--- start GIVEN DATA ---

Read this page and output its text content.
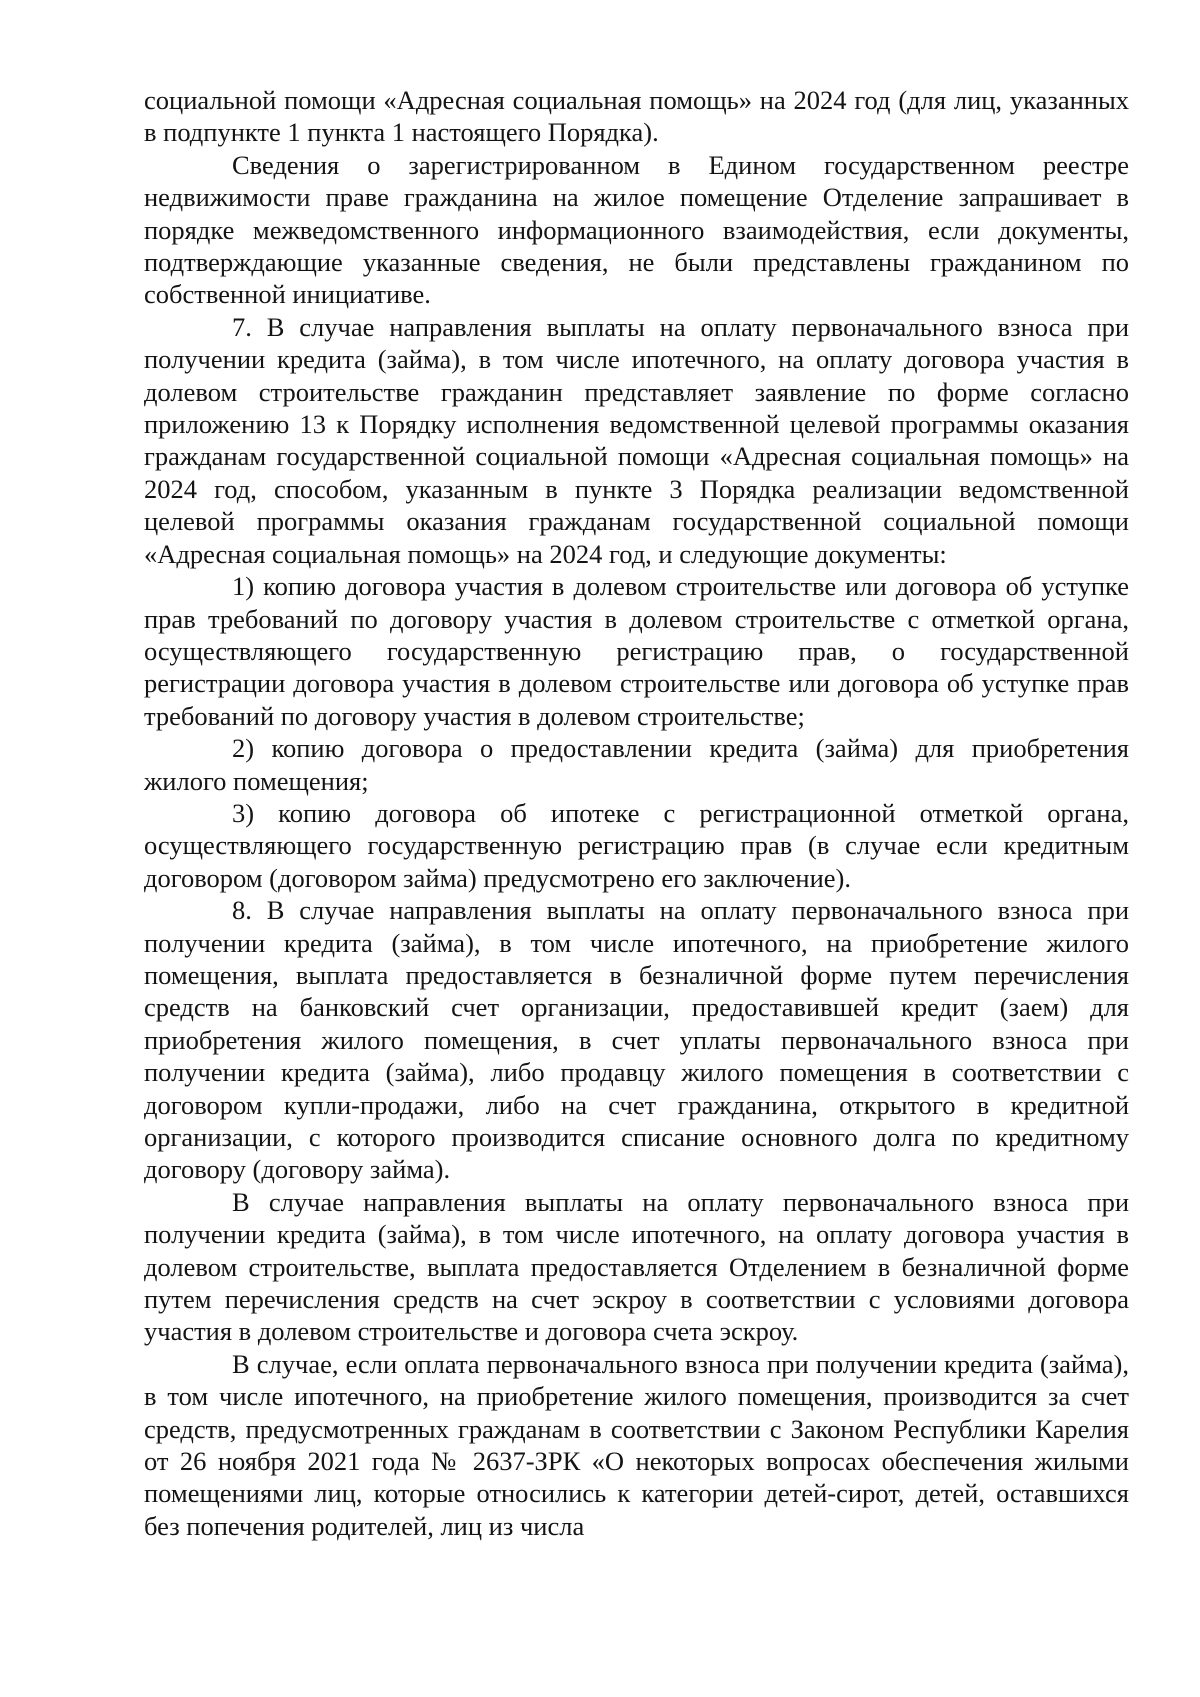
социальной помощи «Адресная социальная помощь» на 2024 год (для лиц, указанных в подпункте 1 пункта 1 настоящего Порядка).

Сведения о зарегистрированном в Едином государственном реестре недвижимости праве гражданина на жилое помещение Отделение запрашивает в порядке межведомственного информационного взаимодействия, если документы, подтверждающие указанные сведения, не были представлены гражданином по собственной инициативе.

7. В случае направления выплаты на оплату первоначального взноса при получении кредита (займа), в том числе ипотечного, на оплату договора участия в долевом строительстве гражданин представляет заявление по форме согласно приложению 13 к Порядку исполнения ведомственной целевой программы оказания гражданам государственной социальной помощи «Адресная социальная помощь» на 2024 год, способом, указанным в пункте 3 Порядка реализации ведомственной целевой программы оказания гражданам государственной социальной помощи «Адресная социальная помощь» на 2024 год, и следующие документы:

1) копию договора участия в долевом строительстве или договора об уступке прав требований по договору участия в долевом строительстве с отметкой органа, осуществляющего государственную регистрацию прав, о государственной регистрации договора участия в долевом строительстве или договора об уступке прав требований по договору участия в долевом строительстве;

2) копию договора о предоставлении кредита (займа) для приобретения жилого помещения;

3) копию договора об ипотеке с регистрационной отметкой органа, осуществляющего государственную регистрацию прав (в случае если кредитным договором (договором займа) предусмотрено его заключение).

8. В случае направления выплаты на оплату первоначального взноса при получении кредита (займа), в том числе ипотечного, на приобретение жилого помещения, выплата предоставляется в безналичной форме путем перечисления средств на банковский счет организации, предоставившей кредит (заем) для приобретения жилого помещения, в счет уплаты первоначального взноса при получении кредита (займа), либо продавцу жилого помещения в соответствии с договором купли-продажи, либо на счет гражданина, открытого в кредитной организации, с которого производится списание основного долга по кредитному договору (договору займа).

В случае направления выплаты на оплату первоначального взноса при получении кредита (займа), в том числе ипотечного, на оплату договора участия в долевом строительстве, выплата предоставляется Отделением в безналичной форме путем перечисления средств на счет эскроу в соответствии с условиями договора участия в долевом строительстве и договора счета эскроу.

В случае, если оплата первоначального взноса при получении кредита (займа), в том числе ипотечного, на приобретение жилого помещения, производится за счет средств, предусмотренных гражданам в соответствии с Законом Республики Карелия от 26 ноября 2021 года № 2637-ЗРК «О некоторых вопросах обеспечения жилыми помещениями лиц, которые относились к категории детей-сирот, детей, оставшихся без попечения родителей, лиц из числа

--- end GIVEN DATA ---

> _SHORT PROBLEM_
Make an exact copy of the records shown above, without the pictures.

> _EXERCISE OUTPUT_
Read this page and output its text content.
социальной помощи «Адресная социальная помощь» на 2024 год (для лиц, указанных в подпункте 1 пункта 1 настоящего Порядка).

Сведения о зарегистрированном в Едином государственном реестре недвижимости праве гражданина на жилое помещение Отделение запрашивает в порядке межведомственного информационного взаимодействия, если документы, подтверждающие указанные сведения, не были представлены гражданином по собственной инициативе.

7. В случае направления выплаты на оплату первоначального взноса при получении кредита (займа), в том числе ипотечного, на оплату договора участия в долевом строительстве гражданин представляет заявление по форме согласно приложению 13 к Порядку исполнения ведомственной целевой программы оказания гражданам государственной социальной помощи «Адресная социальная помощь» на 2024 год, способом, указанным в пункте 3 Порядка реализации ведомственной целевой программы оказания гражданам государственной социальной помощи «Адресная социальная помощь» на 2024 год, и следующие документы:

1) копию договора участия в долевом строительстве или договора об уступке прав требований по договору участия в долевом строительстве с отметкой органа, осуществляющего государственную регистрацию прав, о государственной регистрации договора участия в долевом строительстве или договора об уступке прав требований по договору участия в долевом строительстве;

2) копию договора о предоставлении кредита (займа) для приобретения жилого помещения;

3) копию договора об ипотеке с регистрационной отметкой органа, осуществляющего государственную регистрацию прав (в случае если кредитным договором (договором займа) предусмотрено его заключение).

8. В случае направления выплаты на оплату первоначального взноса при получении кредита (займа), в том числе ипотечного, на приобретение жилого помещения, выплата предоставляется в безналичной форме путем перечисления средств на банковский счет организации, предоставившей кредит (заем) для приобретения жилого помещения, в счет уплаты первоначального взноса при получении кредита (займа), либо продавцу жилого помещения в соответствии с договором купли-продажи, либо на счет гражданина, открытого в кредитной организации, с которого производится списание основного долга по кредитному договору (договору займа).

В случае направления выплаты на оплату первоначального взноса при получении кредита (займа), в том числе ипотечного, на оплату договора участия в долевом строительстве, выплата предоставляется Отделением в безналичной форме путем перечисления средств на счет эскроу в соответствии с условиями договора участия в долевом строительстве и договора счета эскроу.

В случае, если оплата первоначального взноса при получении кредита (займа), в том числе ипотечного, на приобретение жилого помещения, производится за счет средств, предусмотренных гражданам в соответствии с Законом Республики Карелия от 26 ноября 2021 года № 2637-ЗРК «О некоторых вопросах обеспечения жилыми помещениями лиц, которые относились к категории детей-сирот, детей, оставшихся без попечения родителей, лиц из числа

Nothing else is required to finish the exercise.